• [INSTRUCTION]
Determine which lines of the records include the word "gaap", and copy them.

• [MATERIAL SUPPLIED]

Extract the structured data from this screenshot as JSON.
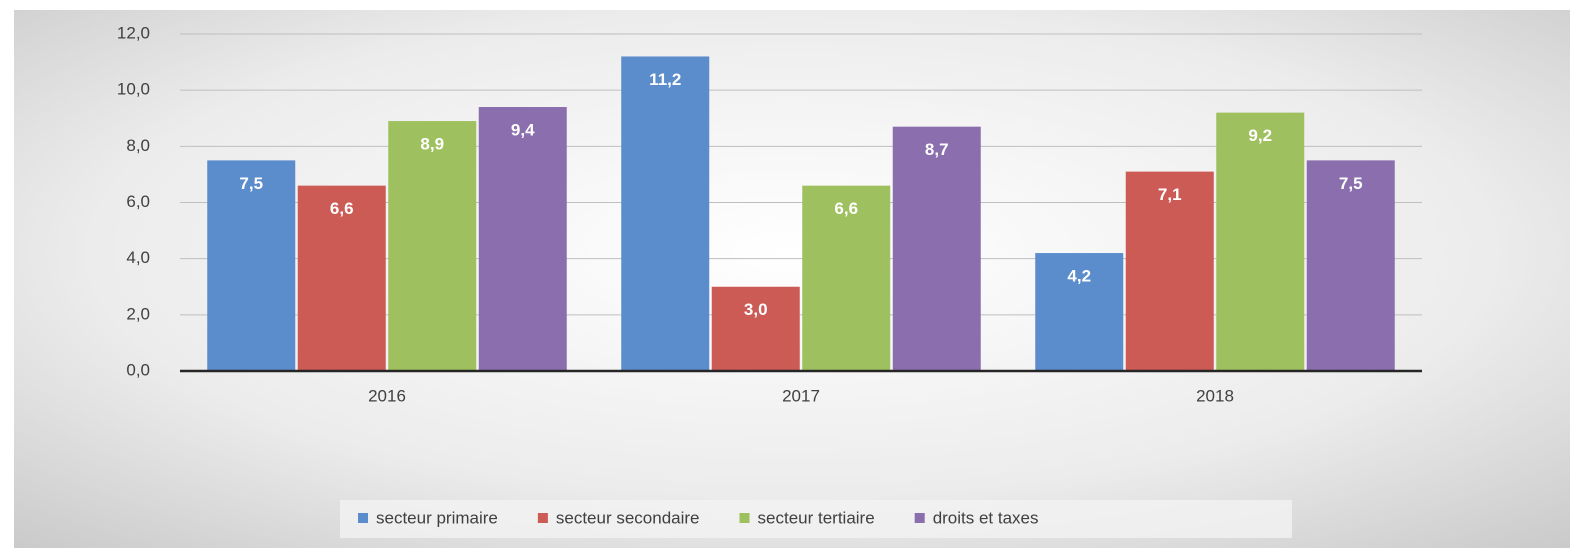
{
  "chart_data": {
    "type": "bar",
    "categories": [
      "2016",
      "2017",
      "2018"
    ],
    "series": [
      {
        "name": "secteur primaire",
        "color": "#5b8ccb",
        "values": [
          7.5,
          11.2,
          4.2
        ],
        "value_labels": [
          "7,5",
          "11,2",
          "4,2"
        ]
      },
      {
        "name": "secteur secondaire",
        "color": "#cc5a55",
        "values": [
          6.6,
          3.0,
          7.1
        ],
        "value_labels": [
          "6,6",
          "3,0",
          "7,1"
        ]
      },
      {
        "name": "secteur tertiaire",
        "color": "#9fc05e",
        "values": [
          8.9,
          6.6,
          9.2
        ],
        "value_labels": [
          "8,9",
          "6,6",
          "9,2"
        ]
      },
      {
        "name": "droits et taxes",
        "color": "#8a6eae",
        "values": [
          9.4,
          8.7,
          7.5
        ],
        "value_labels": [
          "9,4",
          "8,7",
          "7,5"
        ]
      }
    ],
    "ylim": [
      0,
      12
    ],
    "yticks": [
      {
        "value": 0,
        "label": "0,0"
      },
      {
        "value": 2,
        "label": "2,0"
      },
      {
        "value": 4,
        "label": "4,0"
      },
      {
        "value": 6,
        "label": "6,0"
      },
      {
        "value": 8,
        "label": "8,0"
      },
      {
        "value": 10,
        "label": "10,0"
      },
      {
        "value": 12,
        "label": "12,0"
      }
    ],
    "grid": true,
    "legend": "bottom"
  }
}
...
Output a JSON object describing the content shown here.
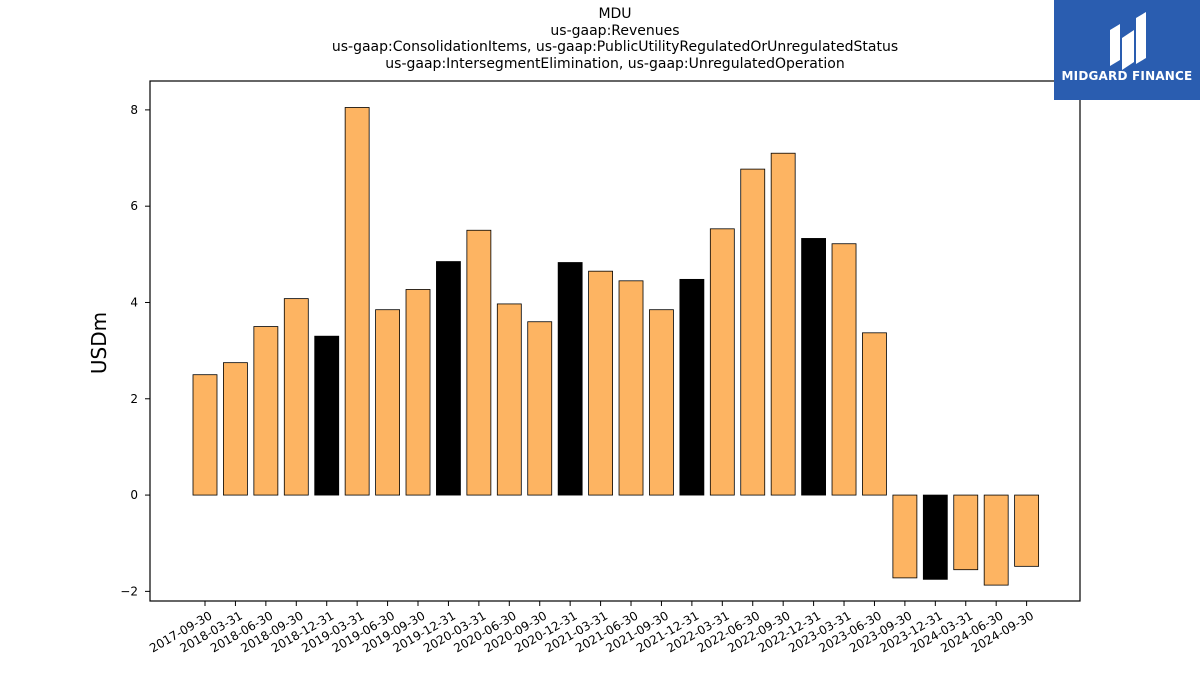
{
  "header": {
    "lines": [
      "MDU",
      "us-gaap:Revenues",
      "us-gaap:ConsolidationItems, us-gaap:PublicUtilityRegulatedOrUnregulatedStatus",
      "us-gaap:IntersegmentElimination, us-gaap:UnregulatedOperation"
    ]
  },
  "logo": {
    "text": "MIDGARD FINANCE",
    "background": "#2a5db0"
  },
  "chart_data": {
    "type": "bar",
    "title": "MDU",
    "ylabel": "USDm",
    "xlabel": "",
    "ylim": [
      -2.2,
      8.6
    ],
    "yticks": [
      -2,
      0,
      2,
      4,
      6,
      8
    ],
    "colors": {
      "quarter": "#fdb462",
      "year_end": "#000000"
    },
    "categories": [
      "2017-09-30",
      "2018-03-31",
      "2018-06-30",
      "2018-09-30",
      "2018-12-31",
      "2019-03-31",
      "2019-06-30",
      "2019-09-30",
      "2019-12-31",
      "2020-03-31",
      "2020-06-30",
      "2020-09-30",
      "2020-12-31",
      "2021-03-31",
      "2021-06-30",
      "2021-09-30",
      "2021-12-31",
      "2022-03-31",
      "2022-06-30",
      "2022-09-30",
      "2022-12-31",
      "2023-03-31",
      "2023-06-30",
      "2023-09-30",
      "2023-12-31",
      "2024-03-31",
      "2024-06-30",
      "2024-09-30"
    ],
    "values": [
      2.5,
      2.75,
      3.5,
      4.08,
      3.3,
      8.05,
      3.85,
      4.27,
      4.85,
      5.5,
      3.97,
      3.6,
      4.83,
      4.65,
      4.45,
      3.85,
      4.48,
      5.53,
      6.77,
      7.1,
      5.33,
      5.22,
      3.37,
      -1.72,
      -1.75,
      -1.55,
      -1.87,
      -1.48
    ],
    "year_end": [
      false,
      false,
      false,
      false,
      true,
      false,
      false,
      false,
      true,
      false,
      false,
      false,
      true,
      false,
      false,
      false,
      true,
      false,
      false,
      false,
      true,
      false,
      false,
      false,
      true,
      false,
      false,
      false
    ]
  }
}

• [RESPONSE FOR THIS EXERCISE]
      "us-gaap:Revenues",
      "us-gaap:ConsolidationItems, us-gaap:PublicUtilityRegulatedOrUnregulatedStatus",
      "us-gaap:IntersegmentElimination, us-gaap:UnregulatedOperation"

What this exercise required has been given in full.